** Dataset excerpts **
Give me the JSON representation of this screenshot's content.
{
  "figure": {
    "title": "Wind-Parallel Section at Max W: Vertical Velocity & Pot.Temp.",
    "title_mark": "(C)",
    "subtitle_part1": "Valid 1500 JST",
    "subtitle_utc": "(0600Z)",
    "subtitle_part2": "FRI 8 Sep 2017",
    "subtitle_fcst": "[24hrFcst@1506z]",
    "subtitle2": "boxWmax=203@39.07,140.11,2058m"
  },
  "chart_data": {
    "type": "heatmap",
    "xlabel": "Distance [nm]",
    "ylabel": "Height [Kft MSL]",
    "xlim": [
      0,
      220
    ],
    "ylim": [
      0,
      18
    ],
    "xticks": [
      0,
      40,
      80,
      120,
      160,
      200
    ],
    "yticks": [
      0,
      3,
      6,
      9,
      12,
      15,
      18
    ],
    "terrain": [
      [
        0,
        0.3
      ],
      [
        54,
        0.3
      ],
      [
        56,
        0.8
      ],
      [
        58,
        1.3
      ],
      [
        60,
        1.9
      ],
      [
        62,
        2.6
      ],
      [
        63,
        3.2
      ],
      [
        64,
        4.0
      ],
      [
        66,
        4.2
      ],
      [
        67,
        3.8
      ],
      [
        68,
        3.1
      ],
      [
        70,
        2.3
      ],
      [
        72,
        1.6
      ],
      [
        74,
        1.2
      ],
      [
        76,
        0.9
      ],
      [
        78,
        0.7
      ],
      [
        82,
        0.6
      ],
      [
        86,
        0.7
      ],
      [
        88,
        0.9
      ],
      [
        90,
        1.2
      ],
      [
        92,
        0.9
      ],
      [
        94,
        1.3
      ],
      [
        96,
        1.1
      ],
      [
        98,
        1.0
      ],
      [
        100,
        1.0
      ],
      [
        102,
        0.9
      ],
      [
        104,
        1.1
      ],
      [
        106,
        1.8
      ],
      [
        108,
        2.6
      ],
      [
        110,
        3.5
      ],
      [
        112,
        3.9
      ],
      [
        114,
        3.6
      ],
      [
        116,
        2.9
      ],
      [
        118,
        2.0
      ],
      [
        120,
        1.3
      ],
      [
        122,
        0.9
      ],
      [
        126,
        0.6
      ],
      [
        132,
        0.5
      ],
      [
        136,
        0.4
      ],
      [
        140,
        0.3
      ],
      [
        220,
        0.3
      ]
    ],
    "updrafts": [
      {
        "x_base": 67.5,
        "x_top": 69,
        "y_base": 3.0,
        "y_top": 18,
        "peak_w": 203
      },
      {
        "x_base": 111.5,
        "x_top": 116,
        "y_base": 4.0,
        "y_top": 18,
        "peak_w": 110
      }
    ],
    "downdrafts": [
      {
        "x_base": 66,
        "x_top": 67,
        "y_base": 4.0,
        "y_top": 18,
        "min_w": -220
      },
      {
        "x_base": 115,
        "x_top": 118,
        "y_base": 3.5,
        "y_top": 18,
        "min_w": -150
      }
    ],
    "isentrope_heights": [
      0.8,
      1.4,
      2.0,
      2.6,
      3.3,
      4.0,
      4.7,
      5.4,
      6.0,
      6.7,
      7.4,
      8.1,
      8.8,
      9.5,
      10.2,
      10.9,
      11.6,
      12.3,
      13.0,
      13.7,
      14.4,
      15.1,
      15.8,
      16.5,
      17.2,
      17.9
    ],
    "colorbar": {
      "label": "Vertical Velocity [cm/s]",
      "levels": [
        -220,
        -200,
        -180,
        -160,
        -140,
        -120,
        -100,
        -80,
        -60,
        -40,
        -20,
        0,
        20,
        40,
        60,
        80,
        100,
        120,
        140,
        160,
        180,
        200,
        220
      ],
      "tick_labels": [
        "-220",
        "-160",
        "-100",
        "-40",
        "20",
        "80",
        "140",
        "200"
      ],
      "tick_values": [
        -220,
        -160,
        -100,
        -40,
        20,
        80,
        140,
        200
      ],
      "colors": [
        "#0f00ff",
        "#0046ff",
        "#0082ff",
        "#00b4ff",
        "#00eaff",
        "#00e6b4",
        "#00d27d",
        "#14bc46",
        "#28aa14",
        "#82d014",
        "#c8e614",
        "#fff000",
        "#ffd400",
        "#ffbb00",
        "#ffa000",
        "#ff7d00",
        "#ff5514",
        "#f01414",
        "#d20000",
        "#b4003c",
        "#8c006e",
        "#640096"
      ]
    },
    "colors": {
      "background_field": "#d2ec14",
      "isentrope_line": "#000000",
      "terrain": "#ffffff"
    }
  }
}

** What is being asked **
Only the number is needed: state how many lines in the listing contain "Velocity".

** Reply to the exercise **
2